*Dataset excerpts*:
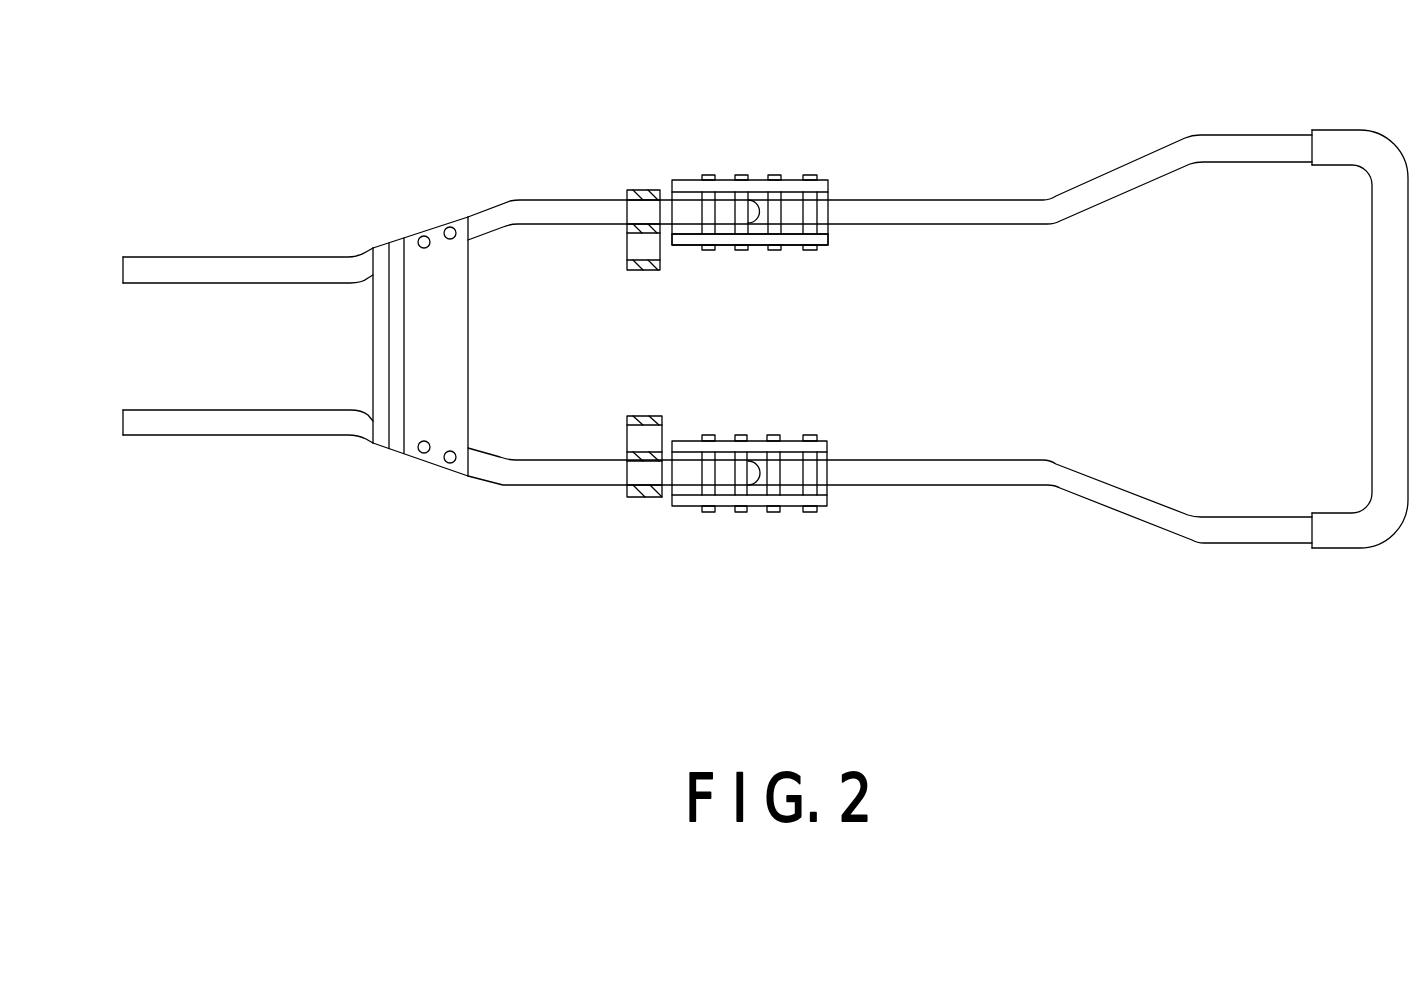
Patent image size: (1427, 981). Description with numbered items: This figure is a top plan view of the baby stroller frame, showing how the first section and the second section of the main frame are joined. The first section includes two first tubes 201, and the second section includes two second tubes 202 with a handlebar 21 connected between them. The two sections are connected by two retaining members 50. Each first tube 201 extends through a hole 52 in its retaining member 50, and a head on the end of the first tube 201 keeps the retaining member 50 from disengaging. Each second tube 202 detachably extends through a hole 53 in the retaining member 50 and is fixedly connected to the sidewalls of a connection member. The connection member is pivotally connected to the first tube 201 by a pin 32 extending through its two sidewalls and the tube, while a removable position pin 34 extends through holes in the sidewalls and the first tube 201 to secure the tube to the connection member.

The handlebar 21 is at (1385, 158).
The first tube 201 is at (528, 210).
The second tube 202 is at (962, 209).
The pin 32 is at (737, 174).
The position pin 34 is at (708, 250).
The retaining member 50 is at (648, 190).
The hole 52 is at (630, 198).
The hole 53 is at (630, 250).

---

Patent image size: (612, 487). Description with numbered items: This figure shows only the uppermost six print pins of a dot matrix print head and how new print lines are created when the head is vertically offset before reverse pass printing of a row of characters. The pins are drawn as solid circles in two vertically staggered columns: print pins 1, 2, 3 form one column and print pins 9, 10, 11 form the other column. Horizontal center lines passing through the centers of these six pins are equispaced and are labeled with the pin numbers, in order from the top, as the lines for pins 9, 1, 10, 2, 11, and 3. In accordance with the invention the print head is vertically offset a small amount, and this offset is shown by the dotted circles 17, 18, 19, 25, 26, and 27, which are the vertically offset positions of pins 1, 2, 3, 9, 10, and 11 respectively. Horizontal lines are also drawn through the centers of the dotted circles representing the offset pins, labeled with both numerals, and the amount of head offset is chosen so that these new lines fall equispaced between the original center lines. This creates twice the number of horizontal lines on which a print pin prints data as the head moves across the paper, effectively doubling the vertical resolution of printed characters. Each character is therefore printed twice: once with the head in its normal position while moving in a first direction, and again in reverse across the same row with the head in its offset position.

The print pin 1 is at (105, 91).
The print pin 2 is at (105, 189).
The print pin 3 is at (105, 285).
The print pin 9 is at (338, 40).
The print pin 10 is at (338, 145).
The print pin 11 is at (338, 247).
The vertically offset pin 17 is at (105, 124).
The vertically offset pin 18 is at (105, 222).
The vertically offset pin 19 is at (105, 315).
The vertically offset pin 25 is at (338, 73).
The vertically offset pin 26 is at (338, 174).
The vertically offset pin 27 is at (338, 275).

...

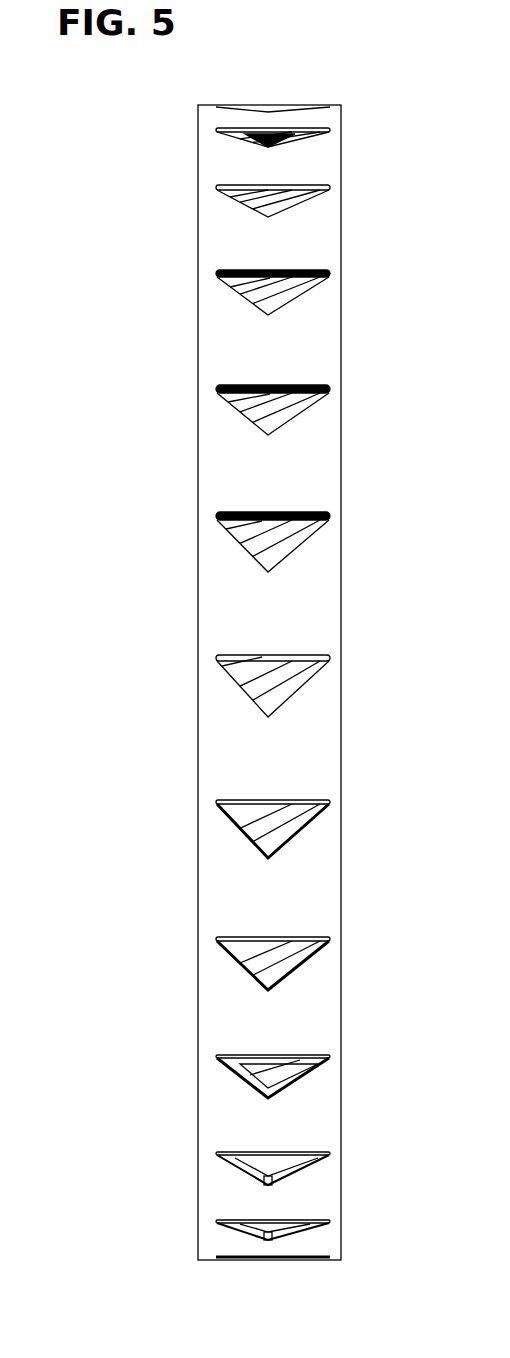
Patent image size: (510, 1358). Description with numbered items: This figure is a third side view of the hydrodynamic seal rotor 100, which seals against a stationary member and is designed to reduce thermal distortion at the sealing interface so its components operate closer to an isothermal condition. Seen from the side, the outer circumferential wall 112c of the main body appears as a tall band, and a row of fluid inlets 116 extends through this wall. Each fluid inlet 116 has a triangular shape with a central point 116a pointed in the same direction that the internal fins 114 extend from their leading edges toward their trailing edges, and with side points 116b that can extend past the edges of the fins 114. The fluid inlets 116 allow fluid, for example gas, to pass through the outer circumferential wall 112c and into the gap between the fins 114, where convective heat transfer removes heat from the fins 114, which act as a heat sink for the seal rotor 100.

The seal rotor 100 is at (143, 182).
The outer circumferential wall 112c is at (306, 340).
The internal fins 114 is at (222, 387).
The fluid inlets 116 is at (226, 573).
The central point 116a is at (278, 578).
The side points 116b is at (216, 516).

*Requirement*: Rewrite the lines from the one containing "Patent image size: (510, 1358)." through the one containing "The side points 116b is at (216, 516).", replacing "heat sink" with "cooling element" and leaving everything else unchanged.

*Completed exercise*:
Patent image size: (510, 1358). Description with numbered items: This figure is a third side view of the hydrodynamic seal rotor 100, which seals against a stationary member and is designed to reduce thermal distortion at the sealing interface so its components operate closer to an isothermal condition. Seen from the side, the outer circumferential wall 112c of the main body appears as a tall band, and a row of fluid inlets 116 extends through this wall. Each fluid inlet 116 has a triangular shape with a central point 116a pointed in the same direction that the internal fins 114 extend from their leading edges toward their trailing edges, and with side points 116b that can extend past the edges of the fins 114. The fluid inlets 116 allow fluid, for example gas, to pass through the outer circumferential wall 112c and into the gap between the fins 114, where convective heat transfer removes heat from the fins 114, which act as a cooling element for the seal rotor 100.

The seal rotor 100 is at (143, 182).
The outer circumferential wall 112c is at (306, 340).
The internal fins 114 is at (222, 387).
The fluid inlets 116 is at (226, 573).
The central point 116a is at (278, 578).
The side points 116b is at (216, 516).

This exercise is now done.